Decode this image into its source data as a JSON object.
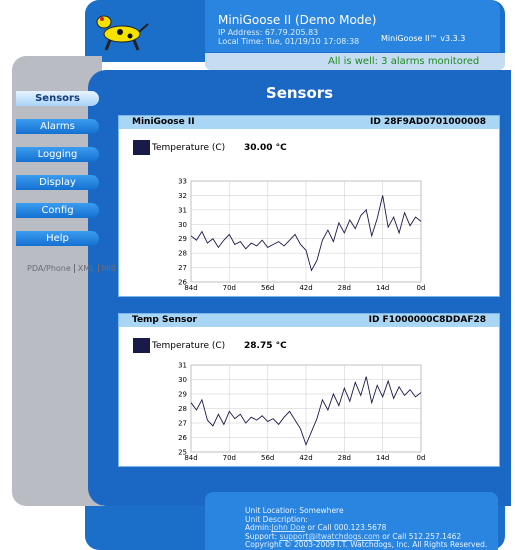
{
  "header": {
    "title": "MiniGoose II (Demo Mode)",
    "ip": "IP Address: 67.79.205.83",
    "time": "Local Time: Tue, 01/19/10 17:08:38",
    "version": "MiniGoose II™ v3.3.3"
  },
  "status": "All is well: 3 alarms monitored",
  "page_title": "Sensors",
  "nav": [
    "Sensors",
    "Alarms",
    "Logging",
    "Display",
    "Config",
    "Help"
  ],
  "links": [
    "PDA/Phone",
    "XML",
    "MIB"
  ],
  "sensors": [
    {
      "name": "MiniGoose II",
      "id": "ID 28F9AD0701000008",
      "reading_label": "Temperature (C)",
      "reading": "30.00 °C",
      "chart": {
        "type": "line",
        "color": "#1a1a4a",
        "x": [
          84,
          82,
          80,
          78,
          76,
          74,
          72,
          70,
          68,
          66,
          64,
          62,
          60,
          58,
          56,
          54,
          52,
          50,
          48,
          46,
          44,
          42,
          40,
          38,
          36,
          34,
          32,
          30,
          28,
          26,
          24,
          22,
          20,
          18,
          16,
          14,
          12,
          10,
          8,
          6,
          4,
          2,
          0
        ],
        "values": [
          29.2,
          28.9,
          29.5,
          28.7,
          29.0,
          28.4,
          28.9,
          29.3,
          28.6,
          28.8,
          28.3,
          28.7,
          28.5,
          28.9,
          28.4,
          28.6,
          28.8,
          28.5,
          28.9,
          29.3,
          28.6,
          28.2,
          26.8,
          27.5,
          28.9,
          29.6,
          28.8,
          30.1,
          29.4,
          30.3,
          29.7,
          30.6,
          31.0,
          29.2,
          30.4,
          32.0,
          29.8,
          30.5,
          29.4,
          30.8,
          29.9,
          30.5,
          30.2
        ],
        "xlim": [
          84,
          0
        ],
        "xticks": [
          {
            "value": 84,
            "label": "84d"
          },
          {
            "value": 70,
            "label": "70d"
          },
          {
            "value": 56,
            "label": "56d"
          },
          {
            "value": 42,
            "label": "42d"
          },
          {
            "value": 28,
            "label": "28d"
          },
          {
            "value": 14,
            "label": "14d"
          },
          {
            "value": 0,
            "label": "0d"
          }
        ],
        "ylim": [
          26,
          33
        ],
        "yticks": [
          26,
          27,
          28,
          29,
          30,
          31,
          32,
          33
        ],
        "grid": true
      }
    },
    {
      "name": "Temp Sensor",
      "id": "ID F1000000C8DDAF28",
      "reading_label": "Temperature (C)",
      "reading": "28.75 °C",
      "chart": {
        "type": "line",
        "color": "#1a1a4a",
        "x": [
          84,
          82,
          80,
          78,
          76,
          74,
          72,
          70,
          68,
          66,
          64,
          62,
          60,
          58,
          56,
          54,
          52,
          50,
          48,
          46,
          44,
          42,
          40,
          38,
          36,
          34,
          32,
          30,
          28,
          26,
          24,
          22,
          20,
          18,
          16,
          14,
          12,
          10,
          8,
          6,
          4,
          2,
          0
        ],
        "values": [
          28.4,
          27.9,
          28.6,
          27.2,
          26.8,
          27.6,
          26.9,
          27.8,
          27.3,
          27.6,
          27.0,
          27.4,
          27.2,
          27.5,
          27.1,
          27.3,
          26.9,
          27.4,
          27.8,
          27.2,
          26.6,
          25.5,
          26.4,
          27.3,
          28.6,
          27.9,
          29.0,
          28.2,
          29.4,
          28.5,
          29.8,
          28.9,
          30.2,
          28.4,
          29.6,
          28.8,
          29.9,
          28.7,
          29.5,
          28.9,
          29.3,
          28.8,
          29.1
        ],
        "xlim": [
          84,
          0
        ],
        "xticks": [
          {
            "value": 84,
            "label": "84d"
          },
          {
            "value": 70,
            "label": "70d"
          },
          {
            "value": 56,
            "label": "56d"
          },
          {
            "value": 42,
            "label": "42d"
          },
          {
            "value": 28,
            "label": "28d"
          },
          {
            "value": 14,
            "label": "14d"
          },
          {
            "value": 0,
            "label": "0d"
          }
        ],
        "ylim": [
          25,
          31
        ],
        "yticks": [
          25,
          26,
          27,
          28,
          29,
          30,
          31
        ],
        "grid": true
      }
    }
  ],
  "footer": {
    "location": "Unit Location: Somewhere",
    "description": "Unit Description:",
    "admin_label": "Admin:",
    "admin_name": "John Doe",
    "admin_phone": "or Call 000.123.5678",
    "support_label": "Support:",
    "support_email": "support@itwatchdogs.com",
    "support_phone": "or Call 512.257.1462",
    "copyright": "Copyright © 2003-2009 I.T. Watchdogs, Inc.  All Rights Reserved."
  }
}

### Work instructions
Transcribe the records verbatim and omit the images.

### Reply to the exercise
Decode this image into its source data as a JSON object.
{
  "header": {
    "title": "MiniGoose II (Demo Mode)",
    "ip": "IP Address: 67.79.205.83",
    "time": "Local Time: Tue, 01/19/10 17:08:38",
    "version": "MiniGoose II™ v3.3.3"
  },
  "status": "All is well: 3 alarms monitored",
  "page_title": "Sensors",
  "nav": [
    "Sensors",
    "Alarms",
    "Logging",
    "Display",
    "Config",
    "Help"
  ],
  "links": [
    "PDA/Phone",
    "XML",
    "MIB"
  ],
  "sensors": [
    {
      "name": "MiniGoose II",
      "id": "ID 28F9AD0701000008",
      "reading_label": "Temperature (C)",
      "reading": "30.00 °C",
      "chart": {
        "type": "line",
        "color": "#1a1a4a",
        "x": [
          84,
          82,
          80,
          78,
          76,
          74,
          72,
          70,
          68,
          66,
          64,
          62,
          60,
          58,
          56,
          54,
          52,
          50,
          48,
          46,
          44,
          42,
          40,
          38,
          36,
          34,
          32,
          30,
          28,
          26,
          24,
          22,
          20,
          18,
          16,
          14,
          12,
          10,
          8,
          6,
          4,
          2,
          0
        ],
        "values": [
          29.2,
          28.9,
          29.5,
          28.7,
          29.0,
          28.4,
          28.9,
          29.3,
          28.6,
          28.8,
          28.3,
          28.7,
          28.5,
          28.9,
          28.4,
          28.6,
          28.8,
          28.5,
          28.9,
          29.3,
          28.6,
          28.2,
          26.8,
          27.5,
          28.9,
          29.6,
          28.8,
          30.1,
          29.4,
          30.3,
          29.7,
          30.6,
          31.0,
          29.2,
          30.4,
          32.0,
          29.8,
          30.5,
          29.4,
          30.8,
          29.9,
          30.5,
          30.2
        ],
        "xlim": [
          84,
          0
        ],
        "xticks": [
          {
            "value": 84,
            "label": "84d"
          },
          {
            "value": 70,
            "label": "70d"
          },
          {
            "value": 56,
            "label": "56d"
          },
          {
            "value": 42,
            "label": "42d"
          },
          {
            "value": 28,
            "label": "28d"
          },
          {
            "value": 14,
            "label": "14d"
          },
          {
            "value": 0,
            "label": "0d"
          }
        ],
        "ylim": [
          26,
          33
        ],
        "yticks": [
          26,
          27,
          28,
          29,
          30,
          31,
          32,
          33
        ],
        "grid": true
      }
    },
    {
      "name": "Temp Sensor",
      "id": "ID F1000000C8DDAF28",
      "reading_label": "Temperature (C)",
      "reading": "28.75 °C",
      "chart": {
        "type": "line",
        "color": "#1a1a4a",
        "x": [
          84,
          82,
          80,
          78,
          76,
          74,
          72,
          70,
          68,
          66,
          64,
          62,
          60,
          58,
          56,
          54,
          52,
          50,
          48,
          46,
          44,
          42,
          40,
          38,
          36,
          34,
          32,
          30,
          28,
          26,
          24,
          22,
          20,
          18,
          16,
          14,
          12,
          10,
          8,
          6,
          4,
          2,
          0
        ],
        "values": [
          28.4,
          27.9,
          28.6,
          27.2,
          26.8,
          27.6,
          26.9,
          27.8,
          27.3,
          27.6,
          27.0,
          27.4,
          27.2,
          27.5,
          27.1,
          27.3,
          26.9,
          27.4,
          27.8,
          27.2,
          26.6,
          25.5,
          26.4,
          27.3,
          28.6,
          27.9,
          29.0,
          28.2,
          29.4,
          28.5,
          29.8,
          28.9,
          30.2,
          28.4,
          29.6,
          28.8,
          29.9,
          28.7,
          29.5,
          28.9,
          29.3,
          28.8,
          29.1
        ],
        "xlim": [
          84,
          0
        ],
        "xticks": [
          {
            "value": 84,
            "label": "84d"
          },
          {
            "value": 70,
            "label": "70d"
          },
          {
            "value": 56,
            "label": "56d"
          },
          {
            "value": 42,
            "label": "42d"
          },
          {
            "value": 28,
            "label": "28d"
          },
          {
            "value": 14,
            "label": "14d"
          },
          {
            "value": 0,
            "label": "0d"
          }
        ],
        "ylim": [
          25,
          31
        ],
        "yticks": [
          25,
          26,
          27,
          28,
          29,
          30,
          31
        ],
        "grid": true
      }
    }
  ],
  "footer": {
    "location": "Unit Location: Somewhere",
    "description": "Unit Description:",
    "admin_label": "Admin:",
    "admin_name": "John Doe",
    "admin_phone": "or Call 000.123.5678",
    "support_label": "Support:",
    "support_email": "support@itwatchdogs.com",
    "support_phone": "or Call 512.257.1462",
    "copyright": "Copyright © 2003-2009 I.T. Watchdogs, Inc.  All Rights Reserved."
  }
}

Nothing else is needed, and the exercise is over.